** Start Provided records **
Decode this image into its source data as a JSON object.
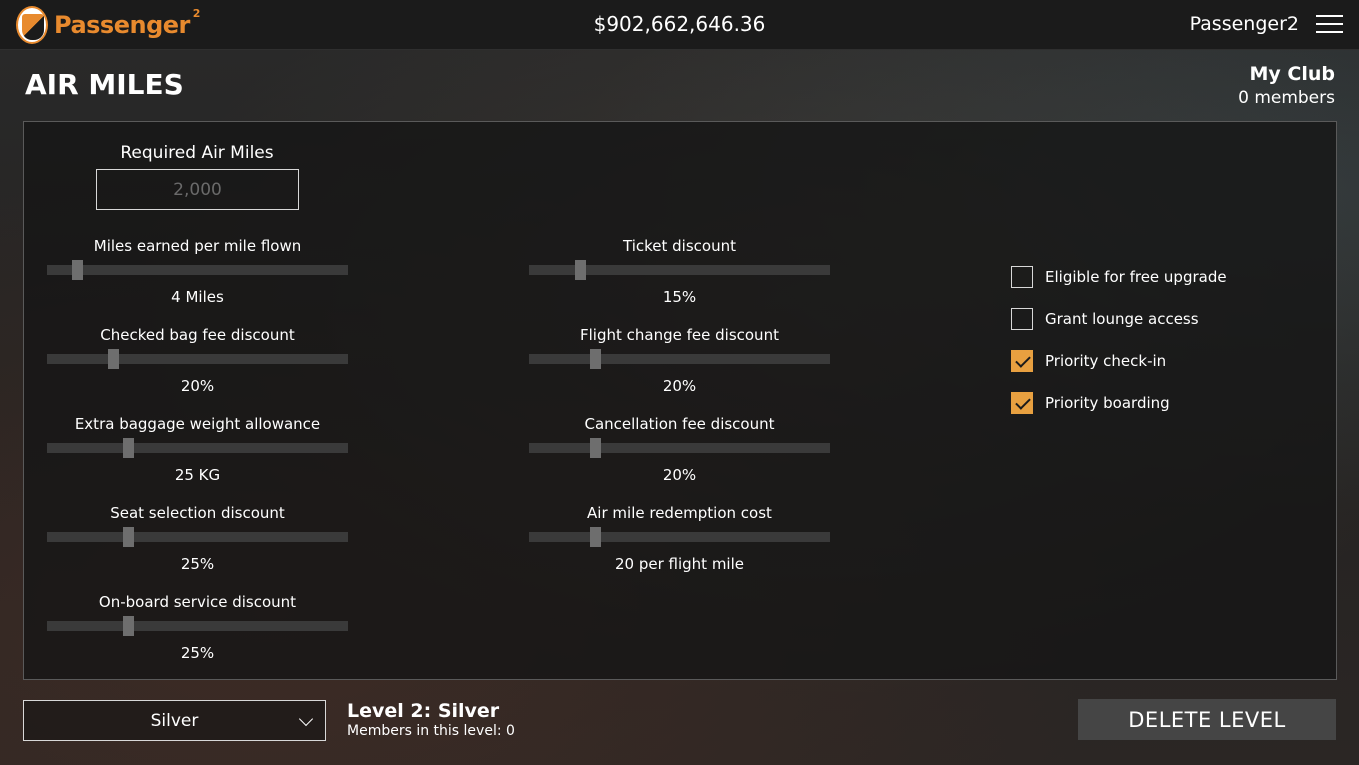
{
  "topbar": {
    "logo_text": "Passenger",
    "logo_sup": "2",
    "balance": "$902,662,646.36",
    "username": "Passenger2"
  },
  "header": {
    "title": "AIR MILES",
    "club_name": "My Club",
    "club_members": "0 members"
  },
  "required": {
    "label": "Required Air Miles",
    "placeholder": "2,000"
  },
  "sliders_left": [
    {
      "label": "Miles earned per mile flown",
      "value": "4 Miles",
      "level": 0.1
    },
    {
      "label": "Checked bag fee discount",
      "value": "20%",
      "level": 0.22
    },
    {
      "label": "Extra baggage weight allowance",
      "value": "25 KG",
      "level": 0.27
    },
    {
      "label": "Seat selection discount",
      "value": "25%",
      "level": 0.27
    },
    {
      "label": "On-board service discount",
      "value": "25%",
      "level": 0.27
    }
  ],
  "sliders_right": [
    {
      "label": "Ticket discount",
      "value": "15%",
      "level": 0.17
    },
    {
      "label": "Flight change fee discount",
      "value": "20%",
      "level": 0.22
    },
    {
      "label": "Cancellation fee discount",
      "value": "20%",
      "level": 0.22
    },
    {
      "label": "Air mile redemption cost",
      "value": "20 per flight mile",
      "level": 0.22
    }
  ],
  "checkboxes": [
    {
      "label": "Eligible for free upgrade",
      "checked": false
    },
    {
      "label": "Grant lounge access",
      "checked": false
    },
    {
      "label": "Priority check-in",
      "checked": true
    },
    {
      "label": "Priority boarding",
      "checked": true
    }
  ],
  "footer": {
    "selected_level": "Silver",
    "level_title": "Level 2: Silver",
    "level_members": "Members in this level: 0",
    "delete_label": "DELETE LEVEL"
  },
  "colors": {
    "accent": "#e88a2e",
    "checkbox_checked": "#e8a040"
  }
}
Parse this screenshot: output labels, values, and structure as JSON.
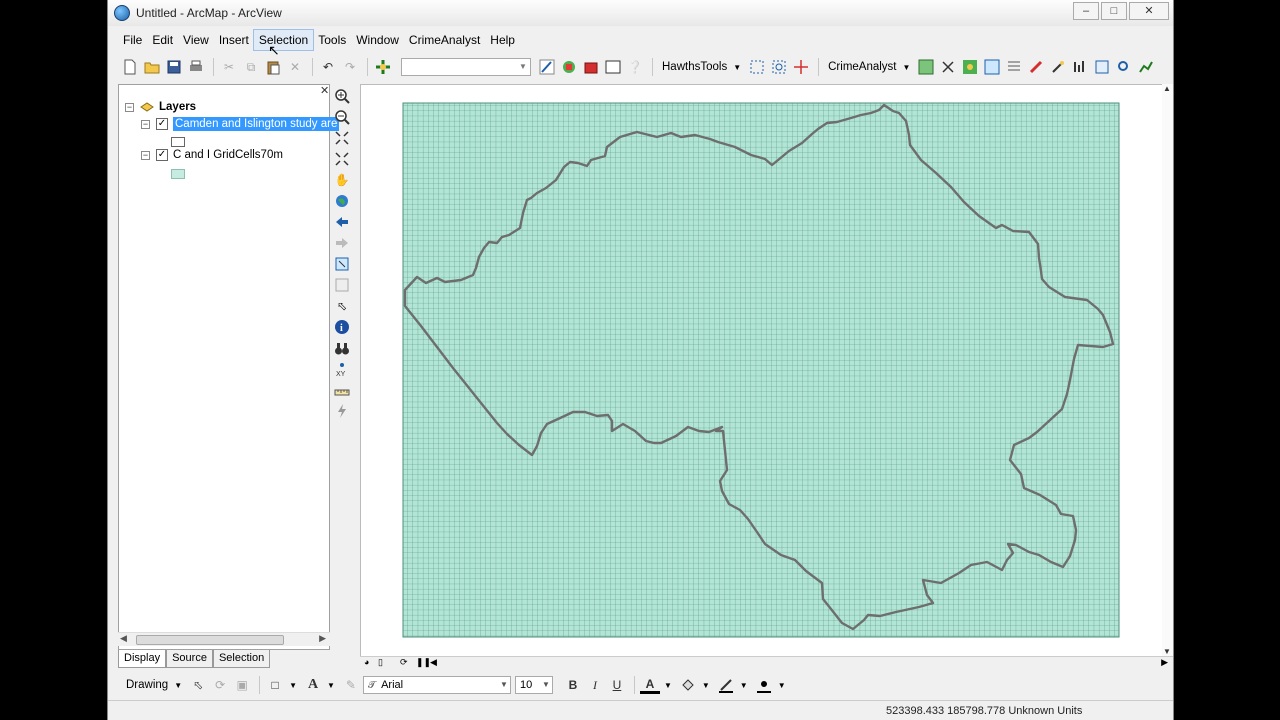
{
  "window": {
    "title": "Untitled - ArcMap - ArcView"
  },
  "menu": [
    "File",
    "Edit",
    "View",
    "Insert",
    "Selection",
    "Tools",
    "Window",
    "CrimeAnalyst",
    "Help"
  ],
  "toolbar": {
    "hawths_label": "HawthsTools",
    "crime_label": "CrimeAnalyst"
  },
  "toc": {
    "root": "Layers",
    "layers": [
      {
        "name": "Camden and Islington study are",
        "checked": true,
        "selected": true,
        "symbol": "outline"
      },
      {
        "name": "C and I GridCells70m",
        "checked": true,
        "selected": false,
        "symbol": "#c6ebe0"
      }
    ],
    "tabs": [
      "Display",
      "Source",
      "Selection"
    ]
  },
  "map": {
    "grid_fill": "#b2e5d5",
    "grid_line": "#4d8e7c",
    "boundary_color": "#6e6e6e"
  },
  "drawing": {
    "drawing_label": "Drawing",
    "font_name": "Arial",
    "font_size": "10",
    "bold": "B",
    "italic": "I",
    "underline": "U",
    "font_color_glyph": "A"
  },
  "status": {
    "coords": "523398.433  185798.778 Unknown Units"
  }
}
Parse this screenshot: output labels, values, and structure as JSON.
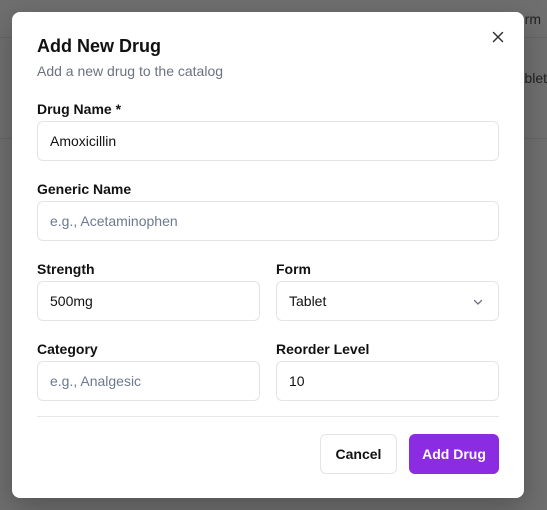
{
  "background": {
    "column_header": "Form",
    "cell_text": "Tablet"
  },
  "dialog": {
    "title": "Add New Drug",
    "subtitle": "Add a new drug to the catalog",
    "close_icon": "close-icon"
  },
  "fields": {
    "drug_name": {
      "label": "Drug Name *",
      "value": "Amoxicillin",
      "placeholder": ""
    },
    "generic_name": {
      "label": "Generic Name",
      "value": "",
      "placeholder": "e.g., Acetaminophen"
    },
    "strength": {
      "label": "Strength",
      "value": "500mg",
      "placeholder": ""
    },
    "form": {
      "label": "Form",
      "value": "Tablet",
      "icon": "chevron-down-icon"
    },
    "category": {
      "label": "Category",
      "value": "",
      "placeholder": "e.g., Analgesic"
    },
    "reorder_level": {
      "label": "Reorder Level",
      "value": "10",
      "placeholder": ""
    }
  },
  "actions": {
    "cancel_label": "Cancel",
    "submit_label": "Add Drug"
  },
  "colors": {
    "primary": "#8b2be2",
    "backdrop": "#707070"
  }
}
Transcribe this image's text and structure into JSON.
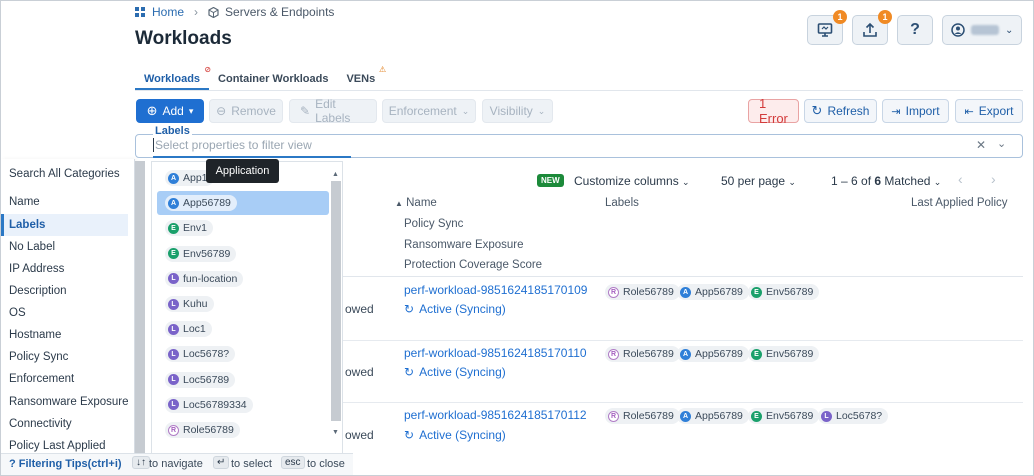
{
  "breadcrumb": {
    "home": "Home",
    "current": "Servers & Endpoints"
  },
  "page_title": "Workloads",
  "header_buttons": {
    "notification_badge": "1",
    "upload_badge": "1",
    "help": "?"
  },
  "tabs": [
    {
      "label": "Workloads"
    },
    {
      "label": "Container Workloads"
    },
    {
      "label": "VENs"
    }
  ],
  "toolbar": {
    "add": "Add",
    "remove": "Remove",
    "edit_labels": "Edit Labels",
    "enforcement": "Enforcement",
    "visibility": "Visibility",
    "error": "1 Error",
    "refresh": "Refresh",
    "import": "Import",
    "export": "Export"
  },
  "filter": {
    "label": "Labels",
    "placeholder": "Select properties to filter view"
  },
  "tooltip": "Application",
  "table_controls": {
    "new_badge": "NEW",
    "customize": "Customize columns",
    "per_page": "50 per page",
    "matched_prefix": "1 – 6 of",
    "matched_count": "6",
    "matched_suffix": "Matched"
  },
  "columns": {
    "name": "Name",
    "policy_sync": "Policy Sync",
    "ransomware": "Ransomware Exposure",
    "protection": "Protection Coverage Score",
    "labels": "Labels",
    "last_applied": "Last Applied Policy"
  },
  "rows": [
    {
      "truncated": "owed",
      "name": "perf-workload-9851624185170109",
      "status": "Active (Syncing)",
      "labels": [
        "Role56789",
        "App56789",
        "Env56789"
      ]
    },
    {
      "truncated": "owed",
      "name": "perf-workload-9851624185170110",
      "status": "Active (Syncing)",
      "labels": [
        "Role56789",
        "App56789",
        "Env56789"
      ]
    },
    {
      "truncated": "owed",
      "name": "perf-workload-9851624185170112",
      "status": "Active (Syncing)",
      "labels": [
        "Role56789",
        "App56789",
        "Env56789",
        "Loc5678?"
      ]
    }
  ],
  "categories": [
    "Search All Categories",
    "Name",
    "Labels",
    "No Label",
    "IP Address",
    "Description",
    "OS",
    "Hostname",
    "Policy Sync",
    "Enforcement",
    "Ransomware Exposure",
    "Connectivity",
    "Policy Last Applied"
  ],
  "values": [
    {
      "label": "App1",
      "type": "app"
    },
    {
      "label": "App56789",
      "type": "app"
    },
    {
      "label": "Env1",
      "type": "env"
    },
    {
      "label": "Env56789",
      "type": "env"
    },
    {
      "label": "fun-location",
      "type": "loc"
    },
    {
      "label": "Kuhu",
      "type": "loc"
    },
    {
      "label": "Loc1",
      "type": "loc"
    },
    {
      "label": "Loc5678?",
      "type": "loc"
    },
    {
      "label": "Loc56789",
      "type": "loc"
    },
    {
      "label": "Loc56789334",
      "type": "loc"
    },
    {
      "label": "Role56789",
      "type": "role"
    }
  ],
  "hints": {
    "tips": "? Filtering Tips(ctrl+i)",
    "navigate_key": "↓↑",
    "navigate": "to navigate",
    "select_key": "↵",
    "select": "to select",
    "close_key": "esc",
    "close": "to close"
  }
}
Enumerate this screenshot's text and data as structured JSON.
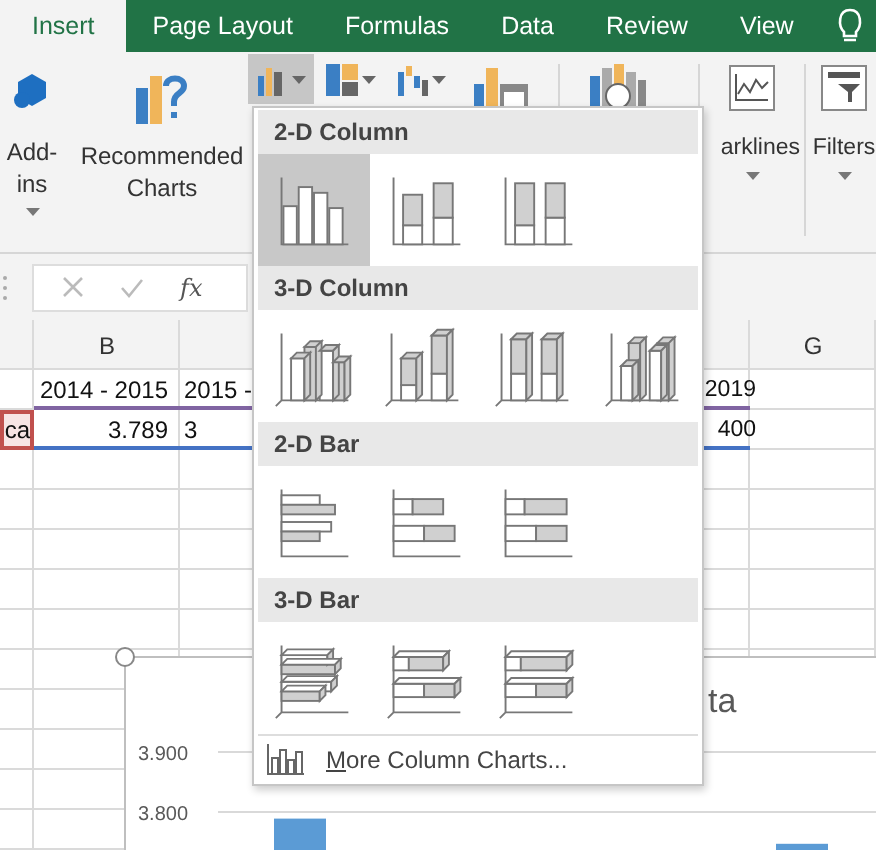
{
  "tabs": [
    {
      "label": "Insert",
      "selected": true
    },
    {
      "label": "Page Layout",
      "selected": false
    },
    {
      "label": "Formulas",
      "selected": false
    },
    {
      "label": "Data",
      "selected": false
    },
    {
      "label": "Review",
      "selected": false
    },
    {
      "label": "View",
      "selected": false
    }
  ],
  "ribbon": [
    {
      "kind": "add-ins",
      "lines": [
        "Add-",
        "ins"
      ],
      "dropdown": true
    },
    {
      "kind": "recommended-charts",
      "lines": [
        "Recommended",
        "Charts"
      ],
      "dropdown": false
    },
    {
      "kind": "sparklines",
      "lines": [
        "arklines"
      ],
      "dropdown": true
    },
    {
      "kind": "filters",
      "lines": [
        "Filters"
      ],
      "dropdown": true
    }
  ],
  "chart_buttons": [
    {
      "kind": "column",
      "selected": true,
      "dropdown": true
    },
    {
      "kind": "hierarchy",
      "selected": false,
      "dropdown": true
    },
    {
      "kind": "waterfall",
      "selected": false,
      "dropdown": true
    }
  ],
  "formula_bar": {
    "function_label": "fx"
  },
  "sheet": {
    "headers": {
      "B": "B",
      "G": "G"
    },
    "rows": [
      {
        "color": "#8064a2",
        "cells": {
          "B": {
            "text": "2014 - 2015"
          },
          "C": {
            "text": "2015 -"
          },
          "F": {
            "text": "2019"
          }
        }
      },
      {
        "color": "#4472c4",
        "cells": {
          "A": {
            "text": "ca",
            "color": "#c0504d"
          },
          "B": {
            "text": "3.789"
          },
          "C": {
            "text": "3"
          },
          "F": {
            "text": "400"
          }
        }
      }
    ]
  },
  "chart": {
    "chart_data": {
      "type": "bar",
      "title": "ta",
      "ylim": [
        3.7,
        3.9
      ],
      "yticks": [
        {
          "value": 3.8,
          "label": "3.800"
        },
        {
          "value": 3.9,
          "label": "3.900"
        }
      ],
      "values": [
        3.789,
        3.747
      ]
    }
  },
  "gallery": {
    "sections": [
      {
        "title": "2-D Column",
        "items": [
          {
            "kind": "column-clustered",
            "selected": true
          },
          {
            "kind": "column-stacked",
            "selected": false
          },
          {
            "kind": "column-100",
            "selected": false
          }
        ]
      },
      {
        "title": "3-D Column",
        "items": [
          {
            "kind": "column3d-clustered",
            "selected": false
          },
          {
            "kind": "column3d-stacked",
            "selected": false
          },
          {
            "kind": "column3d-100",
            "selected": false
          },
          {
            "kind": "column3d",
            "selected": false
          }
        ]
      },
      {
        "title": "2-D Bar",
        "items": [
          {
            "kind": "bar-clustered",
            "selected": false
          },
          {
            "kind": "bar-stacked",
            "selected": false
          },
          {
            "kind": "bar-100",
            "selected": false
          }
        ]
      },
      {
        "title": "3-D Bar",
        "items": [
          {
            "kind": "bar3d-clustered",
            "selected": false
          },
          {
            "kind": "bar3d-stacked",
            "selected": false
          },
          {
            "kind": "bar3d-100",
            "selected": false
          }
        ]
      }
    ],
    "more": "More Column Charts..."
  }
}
** End Provided records **
Directions: Copy each line of the records that contains the word "stacked".

Worked answer:
            "kind": "column-stacked",
            "kind": "column3d-stacked",
            "kind": "bar-stacked",
            "kind": "bar3d-stacked",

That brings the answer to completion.